SOURCE DOCUMENT
◆ ◆ ◆ ◆ ◆ ◆ ◆
The following users thanked this post: DiTBho

Offline SiliconWizard

  • Super Contributor
  • ***
  • Posts: 7301
  • Country: fr
Re: how do you compare two folders? to extract source diff
« Reply #5 on: July 11, 2021, 06:25:35 pm »
Ah yes, if there are renamed files and directories, all the worse.
A decent VCS can handle renamed stuff and keep track of what has been renamed to what.

Now working on such a large code base as the Linux kernel without any VCS is complete madness.
 
The following users thanked this post: DiTBho

Offline DiTBho

  • Frequent Contributor
  • **
  • Posts: 962
  • Country: gb
Re: how do you compare two folders? to extract source diff
« Reply #6 on: July 11, 2021, 06:30:36 pm »
But since you know these kernels came from git

No, they do come neither from git nor from svn, that's exactly the problem.
There is no history, just files and folders, and I have to somehow reconstruct the history.


There is also a big problem: I should need something like "bisect" (which is a common tool with Git, at least for Linux), because there are things that work with kernel-A but not with kernel-B, and vice-versa.


Frankly, it's a full mess ... it seems like a punishment, I must have done something bad in my life to deserve it  :-//
 

Offline evb149

  • Super Contributor
  • ***
  • Posts: 1923
  • Country: us
Re: how do you compare two folders? to extract source diff
« Reply #7 on: July 11, 2021, 06:41:32 pm »
Well I meant "came from git" in a loose sense.

If you know you have a kernel source tree corresponding originally / in general version ancestry to some locally customized variant of 3.14.2 then at least you can grab the kernel source tree from linux git and check out 3.14.2 kernel source revision and then at least it should have a good general agreement of file / directory structure vs. whatever modifications were done locally to in not with GIT feature development tracking committed "yet".

If you have a 3.14.2 based kernel but there are a LOT of directory moves / renames / merges and such then yes that is a total mess and you'd almost have to write a program to try to estimate where a given file may have "originally come from" if it is say 72% similar to some other file in the stock linux 3.14.2 git tree and maybe do something based on that.
◆ ◆ ◆ ◆ ◆ ◆ ◆
WHAT THIS EXERCISE ASKS
1. Print the forum thread on comparing source folders from "Frankly, it's a" up to and including "a loose sense.".
2. Proceed with the forum thread on comparing two kernel source folders, picking up after its final sentence.
The rows that follow have no connection to the forum thread.

DATASET ENTRIES
◆ ◆ ◆ ◆ ◆ ◆ ◆
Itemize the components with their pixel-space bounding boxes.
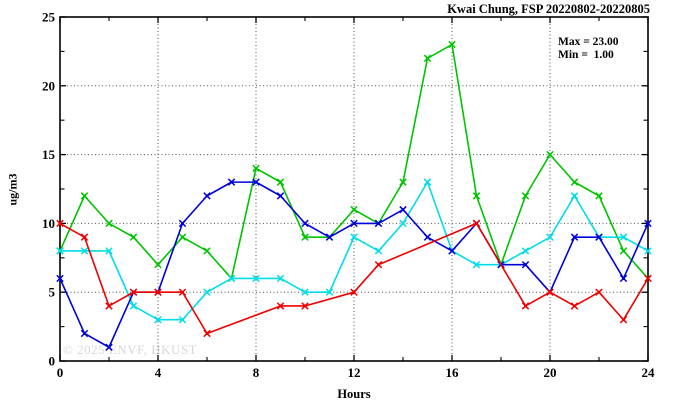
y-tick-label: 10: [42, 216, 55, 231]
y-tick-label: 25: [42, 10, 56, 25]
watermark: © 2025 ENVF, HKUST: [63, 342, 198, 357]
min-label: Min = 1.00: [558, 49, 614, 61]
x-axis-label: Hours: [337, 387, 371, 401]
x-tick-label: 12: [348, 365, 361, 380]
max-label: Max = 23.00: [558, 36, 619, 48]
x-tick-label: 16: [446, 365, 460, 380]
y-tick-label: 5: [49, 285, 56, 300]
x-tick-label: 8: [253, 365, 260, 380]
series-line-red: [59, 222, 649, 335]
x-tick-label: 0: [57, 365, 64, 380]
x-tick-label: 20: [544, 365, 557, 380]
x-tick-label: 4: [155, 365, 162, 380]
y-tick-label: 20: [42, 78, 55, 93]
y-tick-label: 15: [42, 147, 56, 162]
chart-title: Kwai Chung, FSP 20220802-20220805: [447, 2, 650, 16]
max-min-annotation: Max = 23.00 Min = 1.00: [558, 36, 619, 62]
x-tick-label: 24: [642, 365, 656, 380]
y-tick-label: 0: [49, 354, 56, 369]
◆ ◆ ◆ ◆ ◆ ◆ ◆
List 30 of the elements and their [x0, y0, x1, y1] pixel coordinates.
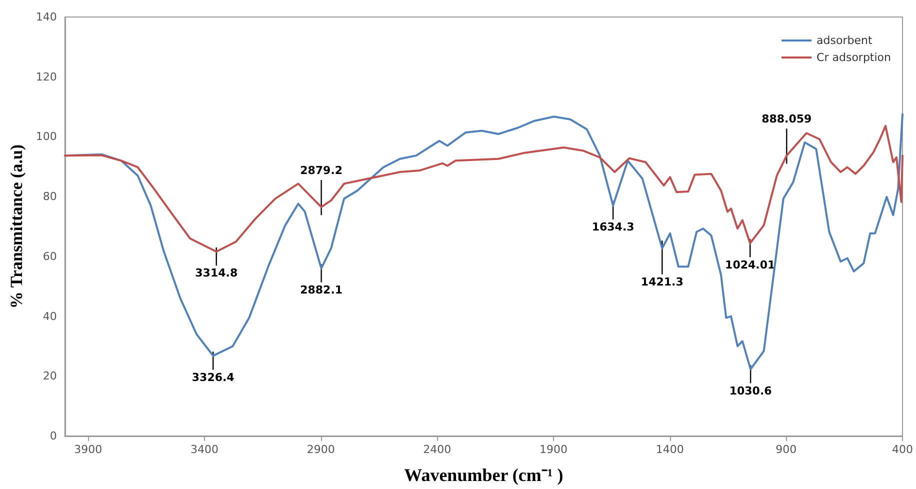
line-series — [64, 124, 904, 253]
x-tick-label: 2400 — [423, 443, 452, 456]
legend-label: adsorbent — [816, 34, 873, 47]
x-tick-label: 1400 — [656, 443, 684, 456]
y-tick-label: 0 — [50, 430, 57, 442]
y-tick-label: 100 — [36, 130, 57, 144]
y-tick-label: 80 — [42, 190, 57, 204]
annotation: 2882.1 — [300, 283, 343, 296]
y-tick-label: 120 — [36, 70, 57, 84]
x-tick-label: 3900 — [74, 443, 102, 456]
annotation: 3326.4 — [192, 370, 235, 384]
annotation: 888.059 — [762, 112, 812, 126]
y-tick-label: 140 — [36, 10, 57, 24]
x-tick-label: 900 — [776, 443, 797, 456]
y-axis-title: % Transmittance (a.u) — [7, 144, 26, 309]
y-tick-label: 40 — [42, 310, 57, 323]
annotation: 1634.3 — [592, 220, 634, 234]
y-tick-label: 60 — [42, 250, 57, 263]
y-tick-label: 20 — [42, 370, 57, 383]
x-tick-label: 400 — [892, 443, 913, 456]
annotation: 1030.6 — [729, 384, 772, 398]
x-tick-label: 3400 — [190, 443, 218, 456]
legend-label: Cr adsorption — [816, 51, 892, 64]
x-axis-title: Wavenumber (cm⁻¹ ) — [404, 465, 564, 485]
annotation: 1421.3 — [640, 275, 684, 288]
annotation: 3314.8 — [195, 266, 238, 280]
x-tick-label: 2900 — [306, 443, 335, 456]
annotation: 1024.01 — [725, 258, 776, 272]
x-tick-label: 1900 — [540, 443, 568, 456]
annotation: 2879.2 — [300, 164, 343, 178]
◆ ◆ ◆ ◆ ◆ ◆ ◆
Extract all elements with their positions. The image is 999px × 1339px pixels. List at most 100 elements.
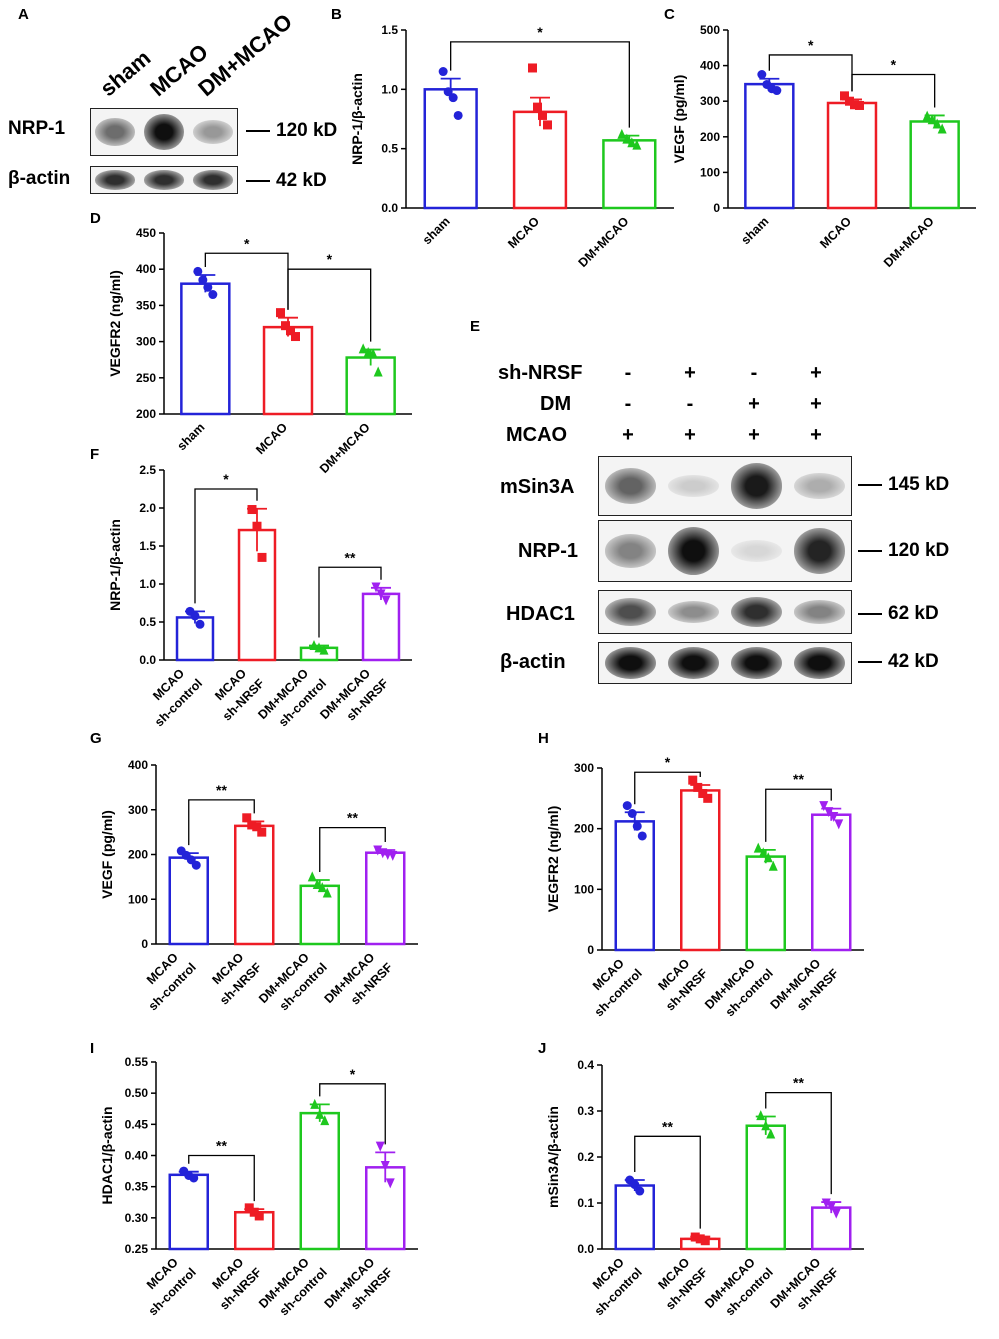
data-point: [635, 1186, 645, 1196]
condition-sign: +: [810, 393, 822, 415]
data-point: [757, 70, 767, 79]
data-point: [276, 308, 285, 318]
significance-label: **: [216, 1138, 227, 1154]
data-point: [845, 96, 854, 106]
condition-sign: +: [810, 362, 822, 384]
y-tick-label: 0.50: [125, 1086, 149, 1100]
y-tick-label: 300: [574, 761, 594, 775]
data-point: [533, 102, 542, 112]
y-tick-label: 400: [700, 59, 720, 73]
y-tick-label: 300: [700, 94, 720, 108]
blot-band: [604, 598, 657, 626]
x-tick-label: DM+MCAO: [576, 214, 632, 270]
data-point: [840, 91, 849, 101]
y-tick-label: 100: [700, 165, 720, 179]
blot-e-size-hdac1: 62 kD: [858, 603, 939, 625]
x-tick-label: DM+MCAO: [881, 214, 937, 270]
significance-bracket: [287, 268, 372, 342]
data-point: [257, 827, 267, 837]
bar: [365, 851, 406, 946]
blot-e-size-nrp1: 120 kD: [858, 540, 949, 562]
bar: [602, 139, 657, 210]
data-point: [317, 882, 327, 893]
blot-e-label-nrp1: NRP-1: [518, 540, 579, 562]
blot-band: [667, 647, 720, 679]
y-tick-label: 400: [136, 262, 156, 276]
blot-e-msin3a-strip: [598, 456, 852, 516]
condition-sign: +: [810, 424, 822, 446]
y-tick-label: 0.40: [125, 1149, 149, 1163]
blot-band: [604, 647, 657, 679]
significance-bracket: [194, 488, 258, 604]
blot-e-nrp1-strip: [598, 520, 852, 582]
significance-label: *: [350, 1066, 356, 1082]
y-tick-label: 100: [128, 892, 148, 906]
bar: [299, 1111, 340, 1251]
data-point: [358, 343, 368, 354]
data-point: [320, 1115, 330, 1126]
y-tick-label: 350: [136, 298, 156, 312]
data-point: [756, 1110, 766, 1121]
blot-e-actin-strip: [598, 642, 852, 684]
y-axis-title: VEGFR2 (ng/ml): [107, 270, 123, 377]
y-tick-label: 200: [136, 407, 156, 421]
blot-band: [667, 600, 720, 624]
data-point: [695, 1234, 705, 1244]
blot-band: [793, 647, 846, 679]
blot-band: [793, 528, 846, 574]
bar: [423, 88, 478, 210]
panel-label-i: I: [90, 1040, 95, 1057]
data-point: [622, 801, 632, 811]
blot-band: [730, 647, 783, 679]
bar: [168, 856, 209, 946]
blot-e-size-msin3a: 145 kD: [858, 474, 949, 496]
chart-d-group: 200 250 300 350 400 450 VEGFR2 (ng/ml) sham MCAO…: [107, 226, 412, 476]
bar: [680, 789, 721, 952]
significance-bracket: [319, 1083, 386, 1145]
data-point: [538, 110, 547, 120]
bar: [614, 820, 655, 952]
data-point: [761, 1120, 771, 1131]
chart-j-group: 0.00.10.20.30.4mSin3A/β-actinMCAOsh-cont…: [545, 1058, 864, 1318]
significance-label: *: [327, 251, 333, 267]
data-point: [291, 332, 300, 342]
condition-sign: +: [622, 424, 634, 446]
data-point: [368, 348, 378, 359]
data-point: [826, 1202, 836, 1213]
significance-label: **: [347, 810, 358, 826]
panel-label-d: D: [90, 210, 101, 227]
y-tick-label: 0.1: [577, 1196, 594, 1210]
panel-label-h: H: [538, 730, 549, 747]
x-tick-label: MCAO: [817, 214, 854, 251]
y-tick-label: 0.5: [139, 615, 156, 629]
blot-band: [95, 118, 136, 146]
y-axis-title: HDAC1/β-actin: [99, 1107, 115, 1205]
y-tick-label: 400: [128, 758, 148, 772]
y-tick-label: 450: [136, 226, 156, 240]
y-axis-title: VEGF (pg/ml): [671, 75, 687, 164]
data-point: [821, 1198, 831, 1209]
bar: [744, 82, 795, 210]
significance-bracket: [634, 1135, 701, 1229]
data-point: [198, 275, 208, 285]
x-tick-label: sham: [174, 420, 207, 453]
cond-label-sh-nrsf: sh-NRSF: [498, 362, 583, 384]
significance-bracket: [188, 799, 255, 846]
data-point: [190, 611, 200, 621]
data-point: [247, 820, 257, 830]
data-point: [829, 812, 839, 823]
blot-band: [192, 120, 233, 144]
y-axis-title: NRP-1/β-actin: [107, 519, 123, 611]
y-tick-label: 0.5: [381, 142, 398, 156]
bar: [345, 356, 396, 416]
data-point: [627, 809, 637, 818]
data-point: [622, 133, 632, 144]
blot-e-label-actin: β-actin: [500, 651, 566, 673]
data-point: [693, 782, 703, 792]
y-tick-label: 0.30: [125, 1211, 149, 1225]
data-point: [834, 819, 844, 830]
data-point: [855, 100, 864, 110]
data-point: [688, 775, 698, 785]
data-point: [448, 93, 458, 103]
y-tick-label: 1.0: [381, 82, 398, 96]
◆ ◆ ◆ ◆ ◆ ◆ ◆
ANSWERS GIVEN
1.
Frankly, it's a full mess ... it seems like a punishment, I must have done something bad in my life to deserve it  :-//
 

Offline evb149

  • Super Contributor
  • ***
  • Posts: 1923
  • Country: us
Re: how do you compare two folders? to extract source diff
« Reply #7 on: July 11, 2021, 06:41:32 pm »
Well I meant "came from git" in a loose sense.

2.
I'm not sure how you could end up with a local kernel copy and not even know what version kernel it is based on even if someone didn't maintain the .git metadata / repo structures corresponding to it.  So maybe "reconnecting" the changes to the closest available git ancestor and then treating that as two diverged feature branches is the best bet.


But since you know these kernels came from git

No, they do come neither from git nor from svn, that's exactly the problem.
There is no history, just files and folders, and I have to somehow reconstruct the history.


There is also a big problem: I should need something like "bisect" (which is a common tool with Git, at least for Linux), because there are things that work with kernel-A but not with kernel-B, and vice-versa.


Frankly, it's a full mess ... it seems like a punishment, I must have done something bad in my life to deserve it  :-//
 
The following users thanked this post: DiTBho

Offline SiliconWizard

  • Super Contributor
  • ***
  • Posts: 7301
  • Country: fr
Re: how do you compare two folders? to extract source diff
« Reply #8 on: July 11, 2021, 06:43:03 pm »
I would first use a tool or write a script to compare directories and file names, and give you what differs. At this point, you can just compare names, and list files and directories that exist on one side and not the other. Some diff tools have this feature. That will give you new and renamed files/directories. If there aren't too many of them, reconstructing what is just a rename and what is new should not take too much time.

Next step would be to do a full diff on all files. You can rename the renamed files/directories back to their original name before that, or you can just leave them as is and diff them separately.
 
The following users thanked this post: DiTBho

Online Doctorandus_P

  • Super Contributor
  • ***
  • Posts: 1726
  • Country: nl
Re: how do you compare two folders? to extract source diff
« Reply #9 on: July 11, 2021, 09:13:57 pm »
I like:
http://meldmerge.org/

It's not the greatest source code comparison program, and it's written in python, so it is quite slow, but it is open source and does work.

It can also compare sub directories recursively, and it's easy to click around with a mouse.
It does not work well with renamed directories though. It will find the different directory names, but then does not compare the files in those directories.
 
The following users thanked this post: DiTBho

Offline DiTBho

  • Frequent Contributor
  • **
  • Posts: 962
  • Country: gb
Re: how do you compare two folders? to extract source diff
« Reply #10 on: July 11, 2021, 09:39:28 pm »
Thanks guys, I feel really lost.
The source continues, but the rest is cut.